Brief
Your task is to repeat the entries underneath exactly, minus the pictures.

Information provided
----------------
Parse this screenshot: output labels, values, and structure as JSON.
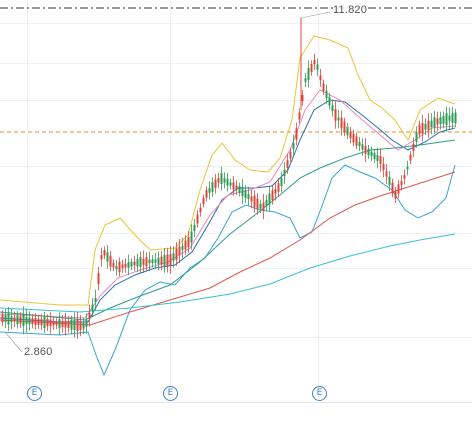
{
  "labels": {
    "high": "11.820",
    "low": "2.860"
  },
  "markers": [
    {
      "symbol": "E"
    },
    {
      "symbol": "E"
    },
    {
      "symbol": "E"
    }
  ],
  "colors": {
    "up": "#e0443a",
    "down": "#2f9e54",
    "bb_upper": "#e8c53a",
    "bb_mid": "#2d6db5",
    "bb_lower": "#3aa3d6",
    "ma_pink": "#e88ab8",
    "ma_teal": "#2f9e8a",
    "ma_red": "#e0554f",
    "ma_cyan": "#36c2d4",
    "ref_line": "#f08a1e",
    "marker": "#3a86c8"
  }
}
----------------
Answer to this exercise
Parse this screenshot: output labels, values, and structure as JSON.
{
  "labels": {
    "high": "11.820",
    "low": "2.860"
  },
  "markers": [
    {
      "symbol": "E"
    },
    {
      "symbol": "E"
    },
    {
      "symbol": "E"
    }
  ],
  "colors": {
    "up": "#e0443a",
    "down": "#2f9e54",
    "bb_upper": "#e8c53a",
    "bb_mid": "#2d6db5",
    "bb_lower": "#3aa3d6",
    "ma_pink": "#e88ab8",
    "ma_teal": "#2f9e8a",
    "ma_red": "#e0554f",
    "ma_cyan": "#36c2d4",
    "ref_line": "#f08a1e",
    "marker": "#3a86c8"
  }
}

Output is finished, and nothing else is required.